=== Prompt ===
Duplicate the part of the data that opens with the line containing "55, 340, 89]" and closes with the line containing "455, 589, 466]", including both of those lines.

=== Provided records ===
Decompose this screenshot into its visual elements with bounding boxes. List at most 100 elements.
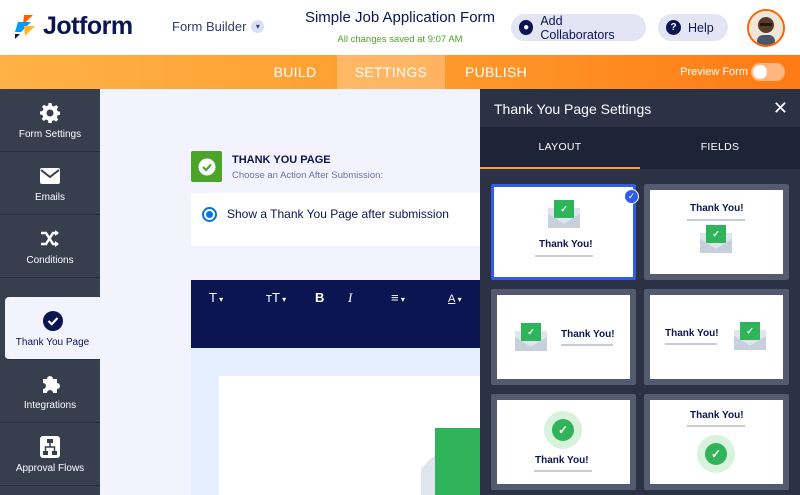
tab-build[interactable]: BUILD	[250, 55, 340, 89]
sidebar-item-conditions[interactable]: Conditions	[0, 215, 100, 278]
check-circle-icon: ✓	[697, 435, 735, 473]
thumbnail-title: Thank You!	[535, 455, 589, 466]
option-label[interactable]: Show a Thank You Page after submission	[227, 207, 449, 221]
chevron-down-icon: ▾	[251, 20, 265, 33]
add-collaborators-button[interactable]: ● Add Collaborators	[511, 13, 646, 42]
jotform-logo[interactable]: Jotform	[15, 11, 133, 41]
envelope-icon	[0, 164, 100, 188]
user-icon: ●	[519, 20, 534, 35]
editor-preview-area[interactable]	[191, 348, 480, 495]
section-title: THANK YOU PAGE	[232, 154, 331, 166]
sidebar-item-form-settings[interactable]: Form Settings	[0, 89, 100, 152]
sidebar-item-label: Thank You Page	[15, 337, 90, 348]
help-button[interactable]: ? Help	[658, 14, 728, 41]
envelope-icon: ✓	[548, 200, 580, 228]
check-circle-icon	[5, 309, 100, 333]
check-badge-icon	[191, 151, 222, 182]
sidebar-item-label: Emails	[34, 192, 65, 203]
sidebar-item-label: Approval Flows	[15, 463, 85, 474]
tab-publish[interactable]: PUBLISH	[450, 55, 542, 89]
tab-settings[interactable]: SETTINGS	[337, 55, 445, 89]
settings-sidebar: Form Settings Emails Conditions Thank Yo…	[0, 89, 100, 495]
rich-text-toolbar: T ▾ ᴛT ▾ B I ≡ ▾ A ▾	[191, 280, 480, 348]
settings-canvas: THANK YOU PAGE Choose an Action After Su…	[113, 89, 480, 495]
thumbnail-subtext	[687, 425, 745, 427]
thank-you-option-card[interactable]: Show a Thank You Page after submission	[191, 193, 480, 246]
logo-wordmark: Jotform	[43, 11, 133, 40]
builder-nav-bar: BUILD SETTINGS PUBLISH Preview Form	[0, 55, 800, 89]
thumbnail-title: Thank You!	[539, 239, 593, 250]
thumbnail-title: Thank You!	[561, 329, 615, 340]
chevron-down-icon: ▾	[279, 295, 287, 304]
layout-option-6[interactable]: Thank You! ✓	[644, 394, 789, 490]
italic-button[interactable]: I	[348, 290, 352, 306]
chevron-down-icon: ▾	[398, 295, 405, 304]
bold-button[interactable]: B	[315, 290, 324, 305]
text-style-button[interactable]: T ▾	[209, 290, 223, 305]
layout-thumbnail: ✓ Thank You!	[497, 295, 630, 379]
sidebar-item-label: Conditions	[26, 255, 74, 266]
tab-fields[interactable]: FIELDS	[640, 127, 800, 169]
chevron-down-icon: ▾	[455, 295, 462, 304]
flow-icon	[0, 435, 100, 459]
close-icon[interactable]: ✕	[773, 98, 788, 119]
help-icon: ?	[666, 20, 681, 35]
layout-option-1[interactable]: ✓ ✓ Thank You!	[491, 184, 639, 280]
save-status: All changes saved at 9:07 AM	[337, 34, 463, 45]
form-builder-label: Form Builder	[172, 19, 247, 34]
preview-form-toggle[interactable]	[751, 63, 785, 81]
layout-option-4[interactable]: Thank You! ✓	[644, 289, 789, 385]
thumbnail-title: Thank You!	[665, 328, 719, 339]
layout-option-5[interactable]: ✓ Thank You!	[491, 394, 636, 490]
text-size-button[interactable]: ᴛT ▾	[266, 290, 286, 305]
align-button[interactable]: ≡ ▾	[391, 290, 405, 305]
layout-option-2[interactable]: Thank You! ✓	[644, 184, 789, 280]
avatar[interactable]	[747, 9, 785, 47]
sidebar-item-label: Form Settings	[18, 129, 82, 140]
section-subtitle: Choose an Action After Submission:	[232, 170, 384, 181]
text-size-icon: ᴛT	[266, 290, 280, 305]
layout-thumbnail: Thank You! ✓	[650, 400, 783, 484]
sidebar-item-thank-you-page[interactable]: Thank You Page	[5, 297, 100, 360]
form-builder-dropdown[interactable]: Form Builder ▾	[172, 19, 265, 34]
shuffle-icon	[0, 227, 100, 251]
gear-icon	[0, 101, 100, 125]
align-icon: ≡	[391, 290, 399, 305]
chevron-down-icon: ▾	[216, 295, 224, 304]
envelope-icon: ✓	[734, 322, 766, 350]
layout-thumbnail: Thank You! ✓	[650, 190, 783, 274]
envelope-letter-illustration	[435, 428, 480, 495]
selected-check-icon: ✓	[624, 189, 639, 204]
thumbnail-title: Thank You!	[690, 410, 744, 421]
layout-thumbnail: ✓ Thank You!	[494, 187, 633, 277]
text-color-button[interactable]: A ▾	[448, 290, 462, 305]
layout-thumbnail: ✓ Thank You!	[497, 400, 630, 484]
tab-layout[interactable]: LAYOUT	[480, 127, 640, 169]
layout-option-3[interactable]: ✓ Thank You!	[491, 289, 636, 385]
help-label: Help	[688, 20, 714, 35]
layout-thumbnail: Thank You! ✓	[650, 295, 783, 379]
thank-you-settings-panel: Thank You Page Settings ✕ LAYOUT FIELDS …	[480, 89, 800, 495]
envelope-icon: ✓	[515, 323, 547, 351]
thumbnail-subtext	[687, 219, 745, 221]
radio-dot	[206, 211, 213, 218]
envelope-icon: ✓	[700, 225, 732, 253]
puzzle-icon	[0, 372, 100, 396]
thumbnail-subtext	[535, 255, 593, 257]
toggle-knob	[753, 65, 767, 79]
panel-tabs: LAYOUT FIELDS	[480, 127, 800, 169]
thumbnail-subtext	[534, 470, 592, 472]
check-circle-icon: ✓	[544, 411, 582, 449]
panel-title: Thank You Page Settings	[494, 101, 652, 117]
jotform-logo-icon	[15, 15, 35, 39]
sidebar-item-label: Integrations	[23, 400, 77, 411]
sidebar-item-integrations[interactable]: Integrations	[0, 360, 100, 423]
text-style-icon: T	[209, 290, 217, 305]
sidebar-item-emails[interactable]: Emails	[0, 152, 100, 215]
form-title[interactable]: Simple Job Application Form	[270, 9, 530, 26]
thumbnail-subtext	[561, 344, 613, 346]
add-collaborators-label: Add Collaborators	[540, 13, 615, 42]
sidebar-item-approval-flows[interactable]: Approval Flows	[0, 423, 100, 486]
top-header: Jotform Form Builder ▾ Simple Job Applic…	[0, 0, 800, 55]
option-radio[interactable]	[202, 207, 217, 222]
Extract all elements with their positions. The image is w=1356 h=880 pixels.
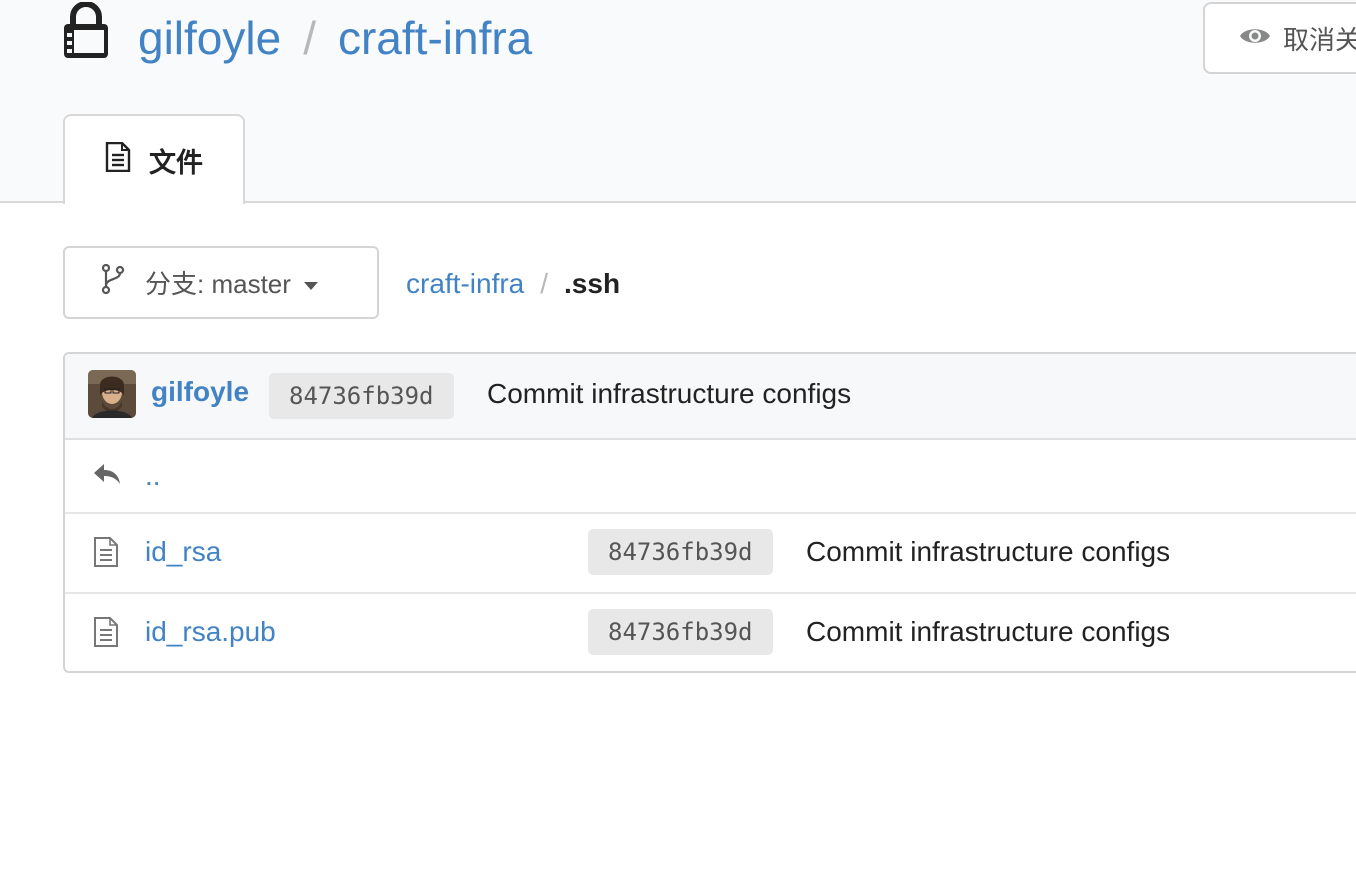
chevron-down-icon xyxy=(303,267,319,298)
file-icon xyxy=(93,617,119,652)
file-commit-message[interactable]: Commit infrastructure configs xyxy=(806,616,1170,648)
latest-commit-header: gilfoyle 84736fb39d Commit infrastructur… xyxy=(65,354,1356,440)
commit-sha-badge[interactable]: 84736fb39d xyxy=(269,373,454,419)
breadcrumb: craft-infra / .ssh xyxy=(406,262,620,306)
table-row-parent[interactable]: .. xyxy=(65,440,1356,514)
reply-icon xyxy=(93,462,121,491)
repo-header: gilfoyle / craft-infra 取消关注 文件 xyxy=(0,0,1356,204)
commit-message: Commit infrastructure configs xyxy=(487,378,852,409)
tab-files[interactable]: 文件 xyxy=(63,114,245,204)
repo-title: gilfoyle / craft-infra xyxy=(138,8,532,68)
file-name-link[interactable]: id_rsa xyxy=(145,536,221,568)
avatar[interactable] xyxy=(88,370,136,418)
file-icon xyxy=(93,537,119,572)
file-commit-sha-badge[interactable]: 84736fb39d xyxy=(588,609,773,655)
file-text-icon xyxy=(105,141,149,179)
file-name-link[interactable]: id_rsa.pub xyxy=(145,616,276,648)
lock-icon xyxy=(62,1,110,60)
repo-owner-link[interactable]: gilfoyle xyxy=(138,12,281,64)
file-commit-sha-badge[interactable]: 84736fb39d xyxy=(588,529,773,575)
tab-files-label: 文件 xyxy=(149,147,203,178)
table-row[interactable]: id_rsa.pub 84736fb39d Commit infrastruct… xyxy=(65,594,1356,671)
breadcrumb-current: .ssh xyxy=(564,268,621,299)
unwatch-button-label: 取消关注 xyxy=(1283,24,1356,55)
parent-directory-link[interactable]: .. xyxy=(145,460,161,492)
branch-icon xyxy=(101,263,125,301)
commit-author-link[interactable]: gilfoyle xyxy=(151,376,249,408)
breadcrumb-root-link[interactable]: craft-infra xyxy=(406,268,524,299)
repo-name-link[interactable]: craft-infra xyxy=(338,12,532,64)
branch-dropdown[interactable]: 分支: master xyxy=(63,246,379,319)
unwatch-button[interactable]: 取消关注 xyxy=(1203,2,1356,74)
file-table: gilfoyle 84736fb39d Commit infrastructur… xyxy=(63,352,1356,673)
branch-dropdown-label: 分支: master xyxy=(145,269,291,299)
file-commit-message[interactable]: Commit infrastructure configs xyxy=(806,536,1170,568)
eye-icon xyxy=(1239,23,1283,54)
breadcrumb-separator: / xyxy=(540,268,549,299)
table-row[interactable]: id_rsa 84736fb39d Commit infrastructure … xyxy=(65,514,1356,594)
repo-title-separator: / xyxy=(303,12,316,64)
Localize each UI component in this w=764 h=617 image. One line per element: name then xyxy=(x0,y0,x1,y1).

=== The output ===
tab-build[interactable]: BUILD	[250, 55, 340, 89]
sidebar-item-conditions[interactable]: Conditions	[0, 215, 100, 278]
check-circle-icon: ✓	[697, 435, 735, 473]
thumbnail-title: Thank You!	[535, 455, 589, 466]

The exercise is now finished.